▸ Task details
Pull each line holding "this" out of the entries below.
** START OF Information shown **
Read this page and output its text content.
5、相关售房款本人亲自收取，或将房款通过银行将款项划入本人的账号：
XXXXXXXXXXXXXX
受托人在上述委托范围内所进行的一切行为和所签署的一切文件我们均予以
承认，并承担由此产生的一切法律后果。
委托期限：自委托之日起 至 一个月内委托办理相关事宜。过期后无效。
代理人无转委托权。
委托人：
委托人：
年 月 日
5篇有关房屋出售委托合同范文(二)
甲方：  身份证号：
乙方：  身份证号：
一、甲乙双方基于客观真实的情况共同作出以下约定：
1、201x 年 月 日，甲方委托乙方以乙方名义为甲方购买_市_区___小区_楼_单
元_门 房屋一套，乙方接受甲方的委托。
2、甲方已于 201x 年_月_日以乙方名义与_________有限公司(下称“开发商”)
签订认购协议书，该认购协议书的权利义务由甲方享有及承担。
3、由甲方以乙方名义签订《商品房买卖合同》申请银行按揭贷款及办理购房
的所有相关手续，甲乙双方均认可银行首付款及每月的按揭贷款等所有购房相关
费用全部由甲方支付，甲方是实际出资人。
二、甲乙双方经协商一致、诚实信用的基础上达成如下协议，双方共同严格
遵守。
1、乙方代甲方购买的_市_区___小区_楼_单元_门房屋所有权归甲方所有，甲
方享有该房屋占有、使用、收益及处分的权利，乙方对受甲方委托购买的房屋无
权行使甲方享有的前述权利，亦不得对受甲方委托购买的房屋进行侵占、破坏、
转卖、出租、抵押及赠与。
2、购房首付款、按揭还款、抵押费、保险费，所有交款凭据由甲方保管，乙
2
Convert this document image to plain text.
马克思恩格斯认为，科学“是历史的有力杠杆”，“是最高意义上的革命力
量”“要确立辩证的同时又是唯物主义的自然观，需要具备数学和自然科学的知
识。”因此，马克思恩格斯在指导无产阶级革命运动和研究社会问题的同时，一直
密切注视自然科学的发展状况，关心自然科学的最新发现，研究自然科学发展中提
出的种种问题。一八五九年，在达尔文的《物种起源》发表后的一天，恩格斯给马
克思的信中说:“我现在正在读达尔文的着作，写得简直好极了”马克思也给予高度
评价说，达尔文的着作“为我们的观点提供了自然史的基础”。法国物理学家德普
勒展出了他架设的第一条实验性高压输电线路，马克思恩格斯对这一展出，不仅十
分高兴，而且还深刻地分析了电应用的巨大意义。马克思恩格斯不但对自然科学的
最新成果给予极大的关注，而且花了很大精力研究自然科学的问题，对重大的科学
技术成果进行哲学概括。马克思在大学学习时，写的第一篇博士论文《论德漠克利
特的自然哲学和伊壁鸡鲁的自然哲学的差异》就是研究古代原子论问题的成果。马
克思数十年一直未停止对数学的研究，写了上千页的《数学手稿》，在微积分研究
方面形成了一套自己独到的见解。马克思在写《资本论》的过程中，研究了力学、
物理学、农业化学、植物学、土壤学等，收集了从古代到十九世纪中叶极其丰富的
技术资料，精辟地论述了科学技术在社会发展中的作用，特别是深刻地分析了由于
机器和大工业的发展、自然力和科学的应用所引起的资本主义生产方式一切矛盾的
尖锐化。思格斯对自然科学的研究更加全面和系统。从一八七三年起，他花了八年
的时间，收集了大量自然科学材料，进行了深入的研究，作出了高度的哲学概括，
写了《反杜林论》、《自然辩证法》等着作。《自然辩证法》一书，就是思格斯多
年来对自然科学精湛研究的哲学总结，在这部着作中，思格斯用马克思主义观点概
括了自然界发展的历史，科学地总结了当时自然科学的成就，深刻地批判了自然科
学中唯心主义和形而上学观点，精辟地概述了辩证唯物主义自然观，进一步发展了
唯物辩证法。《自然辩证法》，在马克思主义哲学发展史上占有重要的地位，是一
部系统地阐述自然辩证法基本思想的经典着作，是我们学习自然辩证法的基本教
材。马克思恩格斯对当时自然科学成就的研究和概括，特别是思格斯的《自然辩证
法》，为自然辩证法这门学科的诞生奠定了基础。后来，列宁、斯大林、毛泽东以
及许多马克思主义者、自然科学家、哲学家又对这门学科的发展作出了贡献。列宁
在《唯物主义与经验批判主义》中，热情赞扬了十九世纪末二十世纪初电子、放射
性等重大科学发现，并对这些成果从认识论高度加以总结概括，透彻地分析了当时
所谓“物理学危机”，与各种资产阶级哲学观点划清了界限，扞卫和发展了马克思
** END OF Information shown **
▸ Problem solution
Read this page and output its text content.
Convert this document image to plain text.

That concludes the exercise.